TASK REQUIREMENTS
Restate every line of the material, word for word.

━━━ RECORDED DATA

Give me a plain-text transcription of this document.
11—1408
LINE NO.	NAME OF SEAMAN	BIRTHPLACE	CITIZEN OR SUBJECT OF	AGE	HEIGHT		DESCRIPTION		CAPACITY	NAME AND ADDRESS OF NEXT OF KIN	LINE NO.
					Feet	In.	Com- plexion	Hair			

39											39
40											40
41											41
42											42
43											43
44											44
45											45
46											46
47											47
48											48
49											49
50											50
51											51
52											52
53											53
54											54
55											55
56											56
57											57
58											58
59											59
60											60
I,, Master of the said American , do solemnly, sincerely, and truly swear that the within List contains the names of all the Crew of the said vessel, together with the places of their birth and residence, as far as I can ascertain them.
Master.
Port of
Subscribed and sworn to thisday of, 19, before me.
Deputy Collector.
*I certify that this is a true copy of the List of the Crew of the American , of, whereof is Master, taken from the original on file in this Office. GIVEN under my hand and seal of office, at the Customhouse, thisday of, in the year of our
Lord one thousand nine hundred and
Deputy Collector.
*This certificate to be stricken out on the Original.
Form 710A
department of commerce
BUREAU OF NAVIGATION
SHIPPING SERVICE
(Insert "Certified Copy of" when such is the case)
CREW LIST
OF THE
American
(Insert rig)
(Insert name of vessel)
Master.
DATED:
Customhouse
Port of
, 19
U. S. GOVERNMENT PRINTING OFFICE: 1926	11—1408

━━━━━━

CORRECT RESULT
Give me a plain-text transcription of this document.
11—1408
LINE NO.	NAME OF SEAMAN	BIRTHPLACE	CITIZEN OR SUBJECT OF	AGE	HEIGHT		DESCRIPTION		CAPACITY	NAME AND ADDRESS OF NEXT OF KIN	LINE NO.
					Feet	In.	Com- plexion	Hair			

39											39
40											40
41											41
42											42
43											43
44											44
45											45
46											46
47											47
48											48
49											49
50											50
51											51
52											52
53											53
54											54
55											55
56											56
57											57
58											58
59											59
60											60
I,, Master of the said American , do solemnly, sincerely, and truly swear that the within List contains the names of all the Crew of the said vessel, together with the places of their birth and residence, as far as I can ascertain them.
Master.
Port of
Subscribed and sworn to thisday of, 19, before me.
Deputy Collector.
*I certify that this is a true copy of the List of the Crew of the American , of, whereof is Master, taken from the original on file in this Office. GIVEN under my hand and seal of office, at the Customhouse, thisday of, in the year of our
Lord one thousand nine hundred and
Deputy Collector.
*This certificate to be stricken out on the Original.
Form 710A
department of commerce
BUREAU OF NAVIGATION
SHIPPING SERVICE
(Insert "Certified Copy of" when such is the case)
CREW LIST
OF THE
American
(Insert rig)
(Insert name of vessel)
Master.
DATED:
Customhouse
Port of
, 19
U. S. GOVERNMENT PRINTING OFFICE: 1926	11—1408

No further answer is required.